(Entries taken from a collection)
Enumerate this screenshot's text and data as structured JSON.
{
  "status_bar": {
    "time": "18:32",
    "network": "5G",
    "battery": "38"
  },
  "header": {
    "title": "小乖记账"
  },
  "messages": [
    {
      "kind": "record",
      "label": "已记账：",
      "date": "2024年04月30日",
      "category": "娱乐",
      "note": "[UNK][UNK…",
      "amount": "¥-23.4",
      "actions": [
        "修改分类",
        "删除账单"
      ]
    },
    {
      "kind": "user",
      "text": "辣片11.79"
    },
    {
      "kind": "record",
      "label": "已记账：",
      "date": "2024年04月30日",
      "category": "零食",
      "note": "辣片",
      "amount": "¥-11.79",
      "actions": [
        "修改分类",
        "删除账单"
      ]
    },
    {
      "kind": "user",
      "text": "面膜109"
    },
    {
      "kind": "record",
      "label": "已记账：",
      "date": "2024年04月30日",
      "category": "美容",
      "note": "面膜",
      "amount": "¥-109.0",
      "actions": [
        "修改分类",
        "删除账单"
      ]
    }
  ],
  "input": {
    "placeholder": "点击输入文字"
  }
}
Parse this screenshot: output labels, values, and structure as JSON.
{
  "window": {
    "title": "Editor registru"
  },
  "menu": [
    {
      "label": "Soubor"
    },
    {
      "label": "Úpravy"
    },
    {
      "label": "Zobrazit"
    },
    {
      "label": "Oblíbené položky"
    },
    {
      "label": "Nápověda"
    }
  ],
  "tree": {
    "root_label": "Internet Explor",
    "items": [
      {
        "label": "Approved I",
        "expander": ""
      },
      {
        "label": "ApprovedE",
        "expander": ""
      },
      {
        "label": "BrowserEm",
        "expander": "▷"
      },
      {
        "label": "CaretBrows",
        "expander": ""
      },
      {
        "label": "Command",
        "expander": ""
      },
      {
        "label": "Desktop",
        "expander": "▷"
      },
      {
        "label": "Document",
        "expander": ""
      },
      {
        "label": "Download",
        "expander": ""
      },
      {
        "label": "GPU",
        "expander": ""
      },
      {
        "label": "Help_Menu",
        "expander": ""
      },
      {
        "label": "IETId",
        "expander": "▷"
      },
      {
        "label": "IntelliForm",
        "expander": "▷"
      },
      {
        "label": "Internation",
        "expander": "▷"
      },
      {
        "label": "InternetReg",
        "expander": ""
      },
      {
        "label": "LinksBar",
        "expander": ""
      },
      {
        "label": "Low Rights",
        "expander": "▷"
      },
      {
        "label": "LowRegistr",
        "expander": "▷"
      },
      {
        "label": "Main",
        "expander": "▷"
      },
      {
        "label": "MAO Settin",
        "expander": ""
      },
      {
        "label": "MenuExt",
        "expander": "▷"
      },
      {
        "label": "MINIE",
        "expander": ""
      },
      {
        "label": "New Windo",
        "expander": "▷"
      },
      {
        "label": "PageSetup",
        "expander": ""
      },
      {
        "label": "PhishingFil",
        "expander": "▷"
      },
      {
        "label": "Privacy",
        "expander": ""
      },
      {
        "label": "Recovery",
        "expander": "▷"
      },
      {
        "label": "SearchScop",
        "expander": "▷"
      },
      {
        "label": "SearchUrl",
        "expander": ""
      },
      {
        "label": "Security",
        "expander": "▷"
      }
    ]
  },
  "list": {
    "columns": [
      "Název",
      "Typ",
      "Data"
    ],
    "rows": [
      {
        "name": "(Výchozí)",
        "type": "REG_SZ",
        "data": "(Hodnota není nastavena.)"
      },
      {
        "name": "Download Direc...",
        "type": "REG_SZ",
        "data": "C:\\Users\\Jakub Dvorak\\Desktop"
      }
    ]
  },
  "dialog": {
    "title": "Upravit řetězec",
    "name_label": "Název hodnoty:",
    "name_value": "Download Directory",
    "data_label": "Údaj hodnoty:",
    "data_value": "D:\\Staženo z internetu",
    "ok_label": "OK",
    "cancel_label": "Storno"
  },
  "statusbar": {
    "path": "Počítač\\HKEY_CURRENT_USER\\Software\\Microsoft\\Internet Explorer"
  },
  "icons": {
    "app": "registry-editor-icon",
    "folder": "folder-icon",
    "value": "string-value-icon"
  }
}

Exercise goal: Restate every entry word for word.

Answer to this problem:
Enumerate this screenshot's text and data as structured JSON.
{
  "status_bar": {
    "time": "18:32",
    "network": "5G",
    "battery": "38"
  },
  "header": {
    "title": "小乖记账"
  },
  "messages": [
    {
      "kind": "record",
      "label": "已记账：",
      "date": "2024年04月30日",
      "category": "娱乐",
      "note": "[UNK][UNK…",
      "amount": "¥-23.4",
      "actions": [
        "修改分类",
        "删除账单"
      ]
    },
    {
      "kind": "user",
      "text": "辣片11.79"
    },
    {
      "kind": "record",
      "label": "已记账：",
      "date": "2024年04月30日",
      "category": "零食",
      "note": "辣片",
      "amount": "¥-11.79",
      "actions": [
        "修改分类",
        "删除账单"
      ]
    },
    {
      "kind": "user",
      "text": "面膜109"
    },
    {
      "kind": "record",
      "label": "已记账：",
      "date": "2024年04月30日",
      "category": "美容",
      "note": "面膜",
      "amount": "¥-109.0",
      "actions": [
        "修改分类",
        "删除账单"
      ]
    }
  ],
  "input": {
    "placeholder": "点击输入文字"
  }
}
Parse this screenshot: output labels, values, and structure as JSON.
{
  "window": {
    "title": "Editor registru"
  },
  "menu": [
    {
      "label": "Soubor"
    },
    {
      "label": "Úpravy"
    },
    {
      "label": "Zobrazit"
    },
    {
      "label": "Oblíbené položky"
    },
    {
      "label": "Nápověda"
    }
  ],
  "tree": {
    "root_label": "Internet Explor",
    "items": [
      {
        "label": "Approved I",
        "expander": ""
      },
      {
        "label": "ApprovedE",
        "expander": ""
      },
      {
        "label": "BrowserEm",
        "expander": "▷"
      },
      {
        "label": "CaretBrows",
        "expander": ""
      },
      {
        "label": "Command",
        "expander": ""
      },
      {
        "label": "Desktop",
        "expander": "▷"
      },
      {
        "label": "Document",
        "expander": ""
      },
      {
        "label": "Download",
        "expander": ""
      },
      {
        "label": "GPU",
        "expander": ""
      },
      {
        "label": "Help_Menu",
        "expander": ""
      },
      {
        "label": "IETId",
        "expander": "▷"
      },
      {
        "label": "IntelliForm",
        "expander": "▷"
      },
      {
        "label": "Internation",
        "expander": "▷"
      },
      {
        "label": "InternetReg",
        "expander": ""
      },
      {
        "label": "LinksBar",
        "expander": ""
      },
      {
        "label": "Low Rights",
        "expander": "▷"
      },
      {
        "label": "LowRegistr",
        "expander": "▷"
      },
      {
        "label": "Main",
        "expander": "▷"
      },
      {
        "label": "MAO Settin",
        "expander": ""
      },
      {
        "label": "MenuExt",
        "expander": "▷"
      },
      {
        "label": "MINIE",
        "expander": ""
      },
      {
        "label": "New Windo",
        "expander": "▷"
      },
      {
        "label": "PageSetup",
        "expander": ""
      },
      {
        "label": "PhishingFil",
        "expander": "▷"
      },
      {
        "label": "Privacy",
        "expander": ""
      },
      {
        "label": "Recovery",
        "expander": "▷"
      },
      {
        "label": "SearchScop",
        "expander": "▷"
      },
      {
        "label": "SearchUrl",
        "expander": ""
      },
      {
        "label": "Security",
        "expander": "▷"
      }
    ]
  },
  "list": {
    "columns": [
      "Název",
      "Typ",
      "Data"
    ],
    "rows": [
      {
        "name": "(Výchozí)",
        "type": "REG_SZ",
        "data": "(Hodnota není nastavena.)"
      },
      {
        "name": "Download Direc...",
        "type": "REG_SZ",
        "data": "C:\\Users\\Jakub Dvorak\\Desktop"
      }
    ]
  },
  "dialog": {
    "title": "Upravit řetězec",
    "name_label": "Název hodnoty:",
    "name_value": "Download Directory",
    "data_label": "Údaj hodnoty:",
    "data_value": "D:\\Staženo z internetu",
    "ok_label": "OK",
    "cancel_label": "Storno"
  },
  "statusbar": {
    "path": "Počítač\\HKEY_CURRENT_USER\\Software\\Microsoft\\Internet Explorer"
  },
  "icons": {
    "app": "registry-editor-icon",
    "folder": "folder-icon",
    "value": "string-value-icon"
  }
}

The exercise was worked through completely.